- [REQUIREMENTS]
Write out the whole listing, matching it exactly.

- [PROVIDED ENTRIES]
● ● ● ●

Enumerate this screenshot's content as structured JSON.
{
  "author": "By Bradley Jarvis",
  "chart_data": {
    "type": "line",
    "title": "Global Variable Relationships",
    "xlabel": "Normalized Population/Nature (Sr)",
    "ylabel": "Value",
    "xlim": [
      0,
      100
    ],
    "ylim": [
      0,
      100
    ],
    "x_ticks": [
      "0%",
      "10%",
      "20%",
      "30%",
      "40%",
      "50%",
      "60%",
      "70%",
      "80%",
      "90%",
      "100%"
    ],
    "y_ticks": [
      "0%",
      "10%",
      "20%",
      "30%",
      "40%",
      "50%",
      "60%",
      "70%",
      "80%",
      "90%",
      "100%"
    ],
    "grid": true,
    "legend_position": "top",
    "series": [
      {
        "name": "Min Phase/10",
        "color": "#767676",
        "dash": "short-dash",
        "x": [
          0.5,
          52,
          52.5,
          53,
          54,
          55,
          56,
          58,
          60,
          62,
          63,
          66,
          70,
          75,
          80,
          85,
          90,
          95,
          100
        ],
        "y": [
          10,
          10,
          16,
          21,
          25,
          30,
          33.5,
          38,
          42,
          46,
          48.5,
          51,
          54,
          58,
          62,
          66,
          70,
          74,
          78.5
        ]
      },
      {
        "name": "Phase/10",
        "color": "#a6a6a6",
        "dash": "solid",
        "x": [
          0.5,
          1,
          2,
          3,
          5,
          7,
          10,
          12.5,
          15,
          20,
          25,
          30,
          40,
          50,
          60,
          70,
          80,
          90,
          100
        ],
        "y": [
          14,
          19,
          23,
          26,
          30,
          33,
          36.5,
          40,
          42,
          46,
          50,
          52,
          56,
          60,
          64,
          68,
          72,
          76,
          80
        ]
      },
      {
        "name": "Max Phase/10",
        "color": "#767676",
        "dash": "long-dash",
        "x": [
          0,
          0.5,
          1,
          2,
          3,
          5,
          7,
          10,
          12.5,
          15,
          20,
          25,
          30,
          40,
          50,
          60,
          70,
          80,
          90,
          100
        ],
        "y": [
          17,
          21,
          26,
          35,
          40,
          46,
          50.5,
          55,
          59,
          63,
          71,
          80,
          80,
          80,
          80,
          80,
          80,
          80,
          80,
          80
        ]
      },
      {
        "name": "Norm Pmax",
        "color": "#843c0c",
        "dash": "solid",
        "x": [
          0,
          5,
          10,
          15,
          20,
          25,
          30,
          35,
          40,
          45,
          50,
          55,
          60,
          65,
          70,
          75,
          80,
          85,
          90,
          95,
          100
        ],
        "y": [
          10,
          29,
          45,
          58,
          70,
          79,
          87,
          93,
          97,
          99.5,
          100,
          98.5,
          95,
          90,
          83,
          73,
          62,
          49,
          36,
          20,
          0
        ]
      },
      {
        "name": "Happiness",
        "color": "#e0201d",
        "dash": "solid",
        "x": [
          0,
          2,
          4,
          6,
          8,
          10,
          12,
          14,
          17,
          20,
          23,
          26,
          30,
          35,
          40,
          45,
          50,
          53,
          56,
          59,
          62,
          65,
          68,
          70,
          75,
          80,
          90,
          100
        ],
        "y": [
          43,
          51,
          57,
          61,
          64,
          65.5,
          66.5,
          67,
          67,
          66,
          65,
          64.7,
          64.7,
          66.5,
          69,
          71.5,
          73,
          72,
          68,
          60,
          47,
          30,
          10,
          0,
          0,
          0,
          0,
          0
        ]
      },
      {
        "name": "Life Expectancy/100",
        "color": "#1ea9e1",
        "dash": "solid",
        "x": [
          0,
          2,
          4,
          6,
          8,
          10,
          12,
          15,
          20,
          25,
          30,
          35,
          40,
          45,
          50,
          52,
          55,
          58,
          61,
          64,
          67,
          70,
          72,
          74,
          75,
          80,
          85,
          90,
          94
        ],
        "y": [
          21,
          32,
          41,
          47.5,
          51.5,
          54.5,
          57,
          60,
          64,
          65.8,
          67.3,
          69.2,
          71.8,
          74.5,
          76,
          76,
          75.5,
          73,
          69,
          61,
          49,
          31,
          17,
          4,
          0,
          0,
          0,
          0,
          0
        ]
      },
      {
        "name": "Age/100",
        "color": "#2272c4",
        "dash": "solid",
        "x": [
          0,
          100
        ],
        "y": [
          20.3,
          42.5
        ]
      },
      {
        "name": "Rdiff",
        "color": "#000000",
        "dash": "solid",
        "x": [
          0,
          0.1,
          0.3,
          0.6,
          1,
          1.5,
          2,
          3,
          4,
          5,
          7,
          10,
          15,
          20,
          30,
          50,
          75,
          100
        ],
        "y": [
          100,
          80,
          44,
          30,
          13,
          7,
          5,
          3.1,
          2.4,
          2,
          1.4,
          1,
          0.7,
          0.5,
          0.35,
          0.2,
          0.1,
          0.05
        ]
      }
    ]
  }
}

● ● ● ●

- [OUTPUT FOR THIS TASK]
Enumerate this screenshot's content as structured JSON.
{
  "author": "By Bradley Jarvis",
  "chart_data": {
    "type": "line",
    "title": "Global Variable Relationships",
    "xlabel": "Normalized Population/Nature (Sr)",
    "ylabel": "Value",
    "xlim": [
      0,
      100
    ],
    "ylim": [
      0,
      100
    ],
    "x_ticks": [
      "0%",
      "10%",
      "20%",
      "30%",
      "40%",
      "50%",
      "60%",
      "70%",
      "80%",
      "90%",
      "100%"
    ],
    "y_ticks": [
      "0%",
      "10%",
      "20%",
      "30%",
      "40%",
      "50%",
      "60%",
      "70%",
      "80%",
      "90%",
      "100%"
    ],
    "grid": true,
    "legend_position": "top",
    "series": [
      {
        "name": "Min Phase/10",
        "color": "#767676",
        "dash": "short-dash",
        "x": [
          0.5,
          52,
          52.5,
          53,
          54,
          55,
          56,
          58,
          60,
          62,
          63,
          66,
          70,
          75,
          80,
          85,
          90,
          95,
          100
        ],
        "y": [
          10,
          10,
          16,
          21,
          25,
          30,
          33.5,
          38,
          42,
          46,
          48.5,
          51,
          54,
          58,
          62,
          66,
          70,
          74,
          78.5
        ]
      },
      {
        "name": "Phase/10",
        "color": "#a6a6a6",
        "dash": "solid",
        "x": [
          0.5,
          1,
          2,
          3,
          5,
          7,
          10,
          12.5,
          15,
          20,
          25,
          30,
          40,
          50,
          60,
          70,
          80,
          90,
          100
        ],
        "y": [
          14,
          19,
          23,
          26,
          30,
          33,
          36.5,
          40,
          42,
          46,
          50,
          52,
          56,
          60,
          64,
          68,
          72,
          76,
          80
        ]
      },
      {
        "name": "Max Phase/10",
        "color": "#767676",
        "dash": "long-dash",
        "x": [
          0,
          0.5,
          1,
          2,
          3,
          5,
          7,
          10,
          12.5,
          15,
          20,
          25,
          30,
          40,
          50,
          60,
          70,
          80,
          90,
          100
        ],
        "y": [
          17,
          21,
          26,
          35,
          40,
          46,
          50.5,
          55,
          59,
          63,
          71,
          80,
          80,
          80,
          80,
          80,
          80,
          80,
          80,
          80
        ]
      },
      {
        "name": "Norm Pmax",
        "color": "#843c0c",
        "dash": "solid",
        "x": [
          0,
          5,
          10,
          15,
          20,
          25,
          30,
          35,
          40,
          45,
          50,
          55,
          60,
          65,
          70,
          75,
          80,
          85,
          90,
          95,
          100
        ],
        "y": [
          10,
          29,
          45,
          58,
          70,
          79,
          87,
          93,
          97,
          99.5,
          100,
          98.5,
          95,
          90,
          83,
          73,
          62,
          49,
          36,
          20,
          0
        ]
      },
      {
        "name": "Happiness",
        "color": "#e0201d",
        "dash": "solid",
        "x": [
          0,
          2,
          4,
          6,
          8,
          10,
          12,
          14,
          17,
          20,
          23,
          26,
          30,
          35,
          40,
          45,
          50,
          53,
          56,
          59,
          62,
          65,
          68,
          70,
          75,
          80,
          90,
          100
        ],
        "y": [
          43,
          51,
          57,
          61,
          64,
          65.5,
          66.5,
          67,
          67,
          66,
          65,
          64.7,
          64.7,
          66.5,
          69,
          71.5,
          73,
          72,
          68,
          60,
          47,
          30,
          10,
          0,
          0,
          0,
          0,
          0
        ]
      },
      {
        "name": "Life Expectancy/100",
        "color": "#1ea9e1",
        "dash": "solid",
        "x": [
          0,
          2,
          4,
          6,
          8,
          10,
          12,
          15,
          20,
          25,
          30,
          35,
          40,
          45,
          50,
          52,
          55,
          58,
          61,
          64,
          67,
          70,
          72,
          74,
          75,
          80,
          85,
          90,
          94
        ],
        "y": [
          21,
          32,
          41,
          47.5,
          51.5,
          54.5,
          57,
          60,
          64,
          65.8,
          67.3,
          69.2,
          71.8,
          74.5,
          76,
          76,
          75.5,
          73,
          69,
          61,
          49,
          31,
          17,
          4,
          0,
          0,
          0,
          0,
          0
        ]
      },
      {
        "name": "Age/100",
        "color": "#2272c4",
        "dash": "solid",
        "x": [
          0,
          100
        ],
        "y": [
          20.3,
          42.5
        ]
      },
      {
        "name": "Rdiff",
        "color": "#000000",
        "dash": "solid",
        "x": [
          0,
          0.1,
          0.3,
          0.6,
          1,
          1.5,
          2,
          3,
          4,
          5,
          7,
          10,
          15,
          20,
          30,
          50,
          75,
          100
        ],
        "y": [
          100,
          80,
          44,
          30,
          13,
          7,
          5,
          3.1,
          2.4,
          2,
          1.4,
          1,
          0.7,
          0.5,
          0.35,
          0.2,
          0.1,
          0.05
        ]
      }
    ]
  }
}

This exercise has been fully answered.